> [PROBLEM DESCRIPTION]
Write out each line of the listing as it stands, without the images.

━━ MATERIAL ━━

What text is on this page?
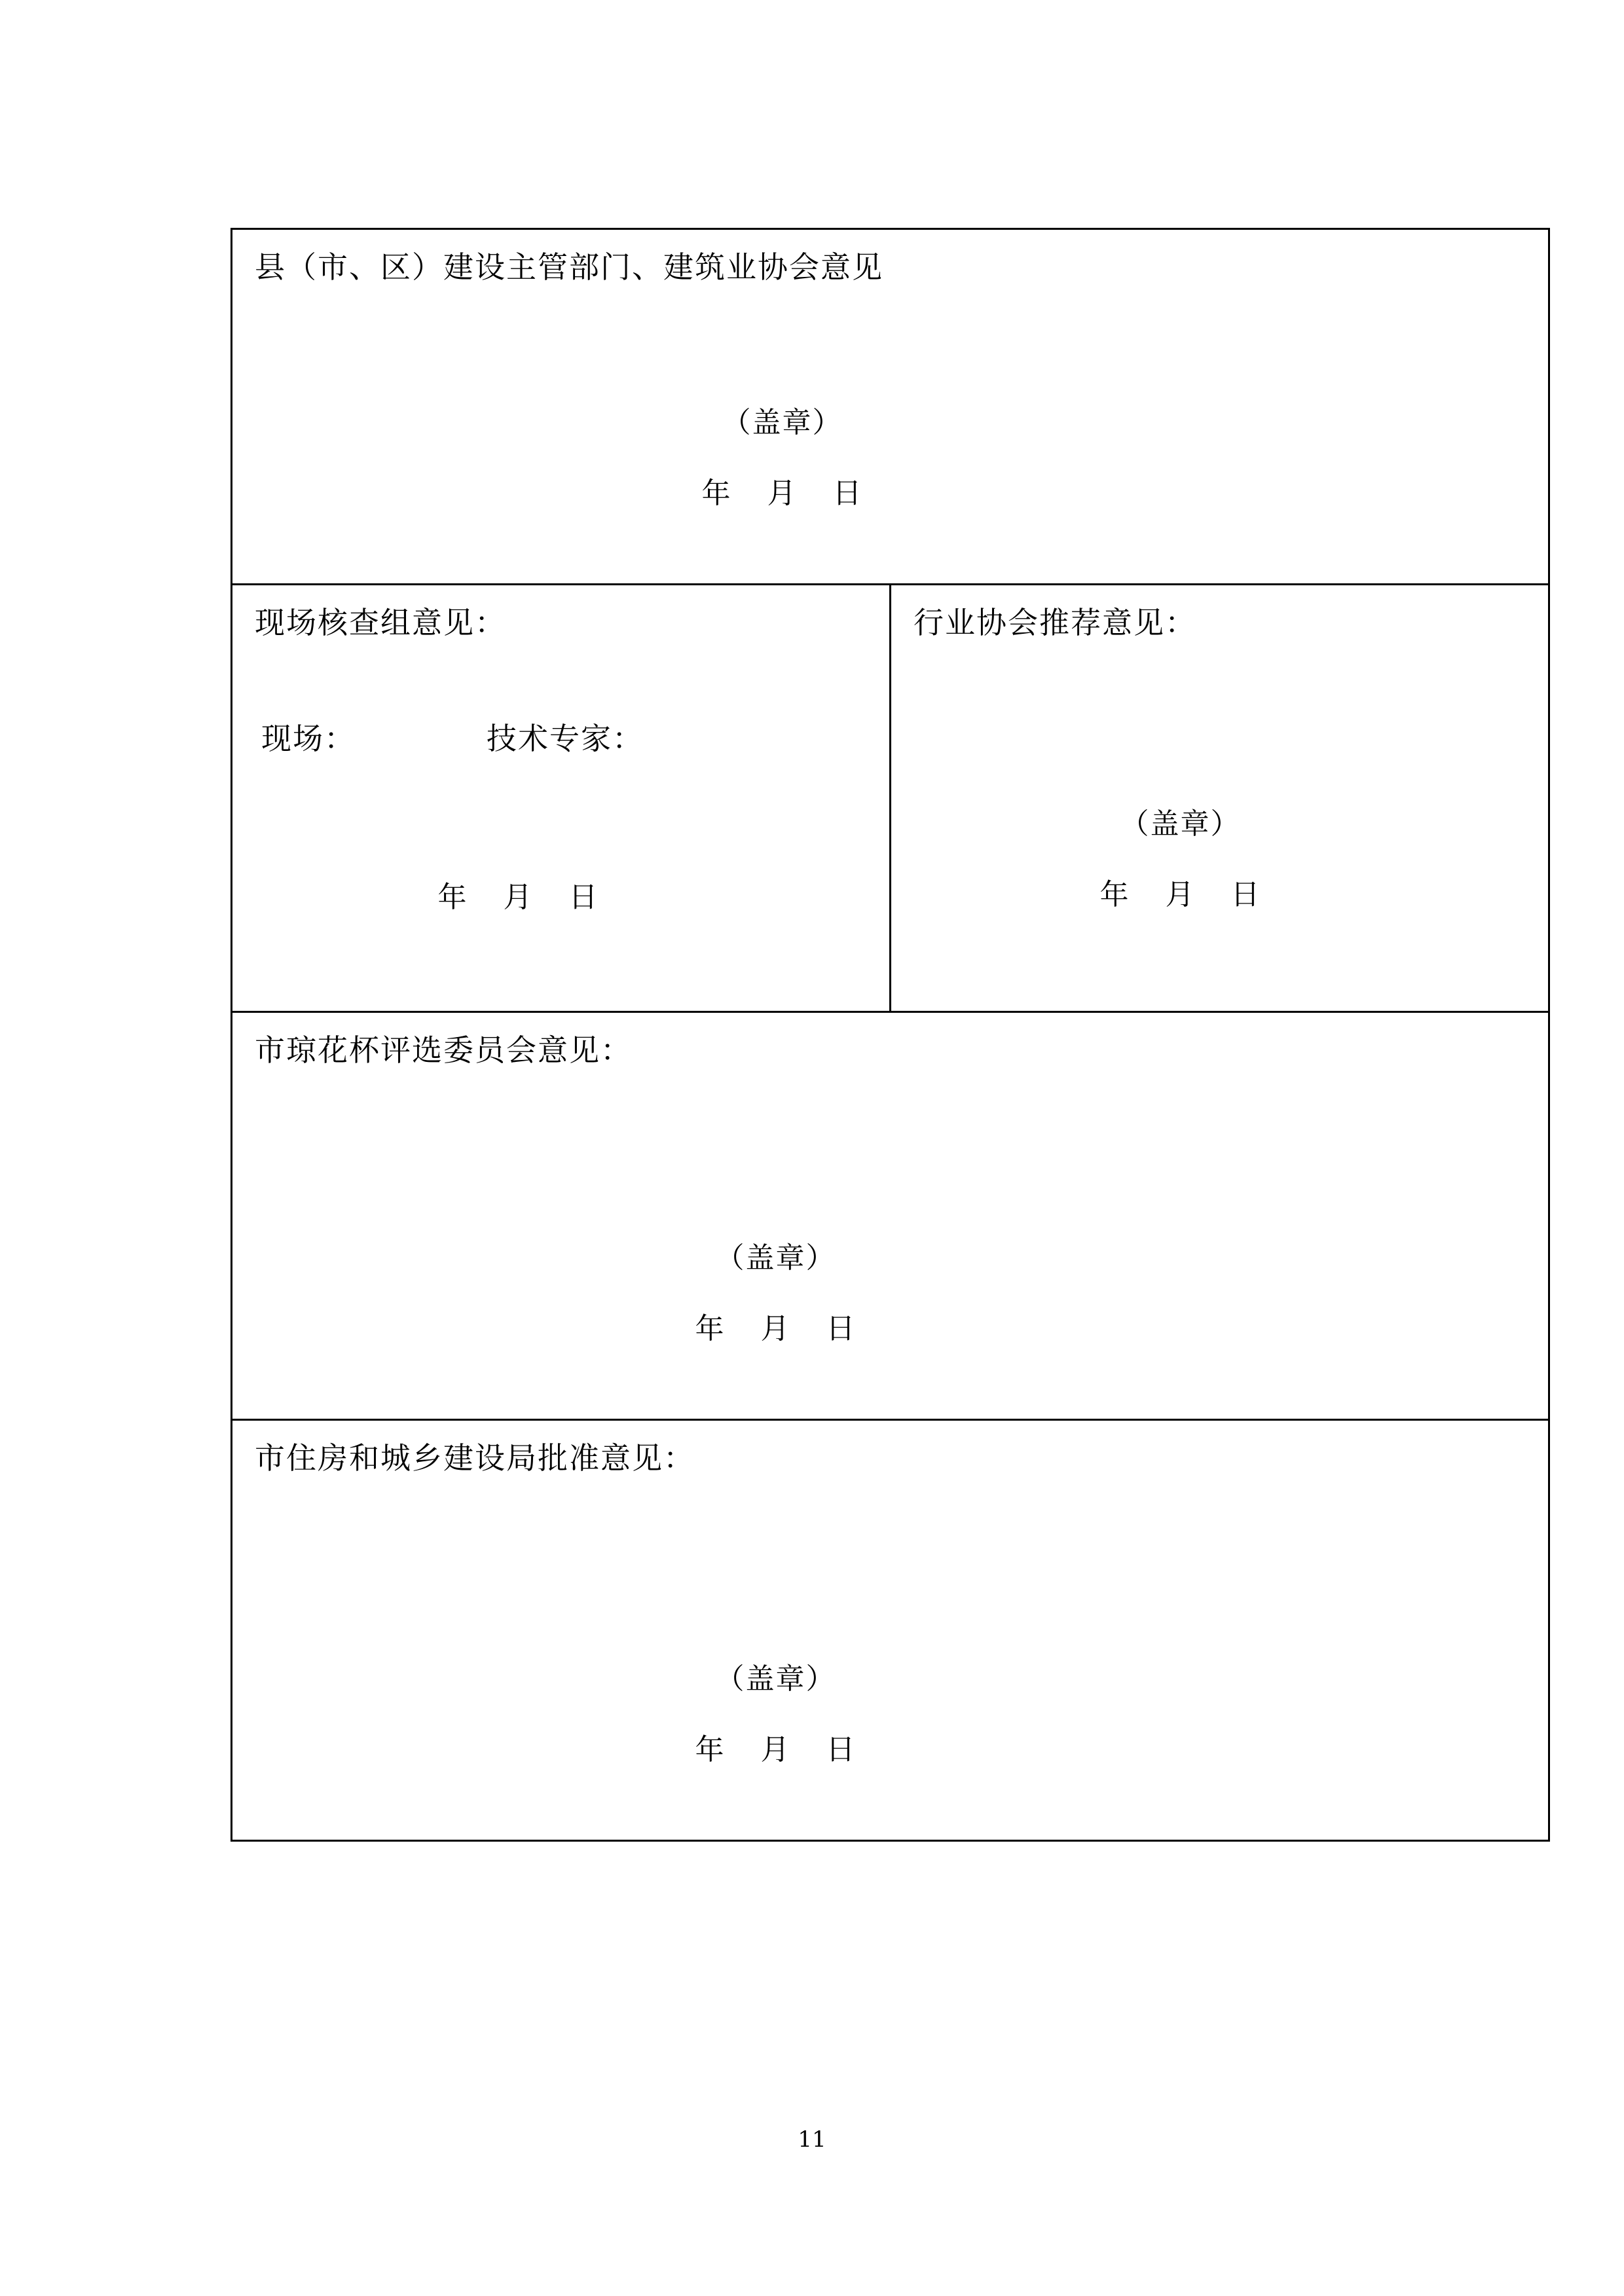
县（市、区）建设主管部门、建筑业协会意见
（盖章）
年 月 日

现场核查组意见：
现场：	技术专家：
年 月 日

行业协会推荐意见：
（盖章）
年 月 日

市琼花杯评选委员会意见：
（盖章）
年 月 日

市住房和城乡建设局批准意见：
（盖章）
年 月 日
11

━━━

> [TASK RESPONSE]
What text is on this page?
县（市、区）建设主管部门、建筑业协会意见
（盖章）
年 月 日

现场核查组意见：
现场：	技术专家：
年 月 日

行业协会推荐意见：
（盖章）
年 月 日

市琼花杯评选委员会意见：
（盖章）
年 月 日

市住房和城乡建设局批准意见：
（盖章）
年 月 日
11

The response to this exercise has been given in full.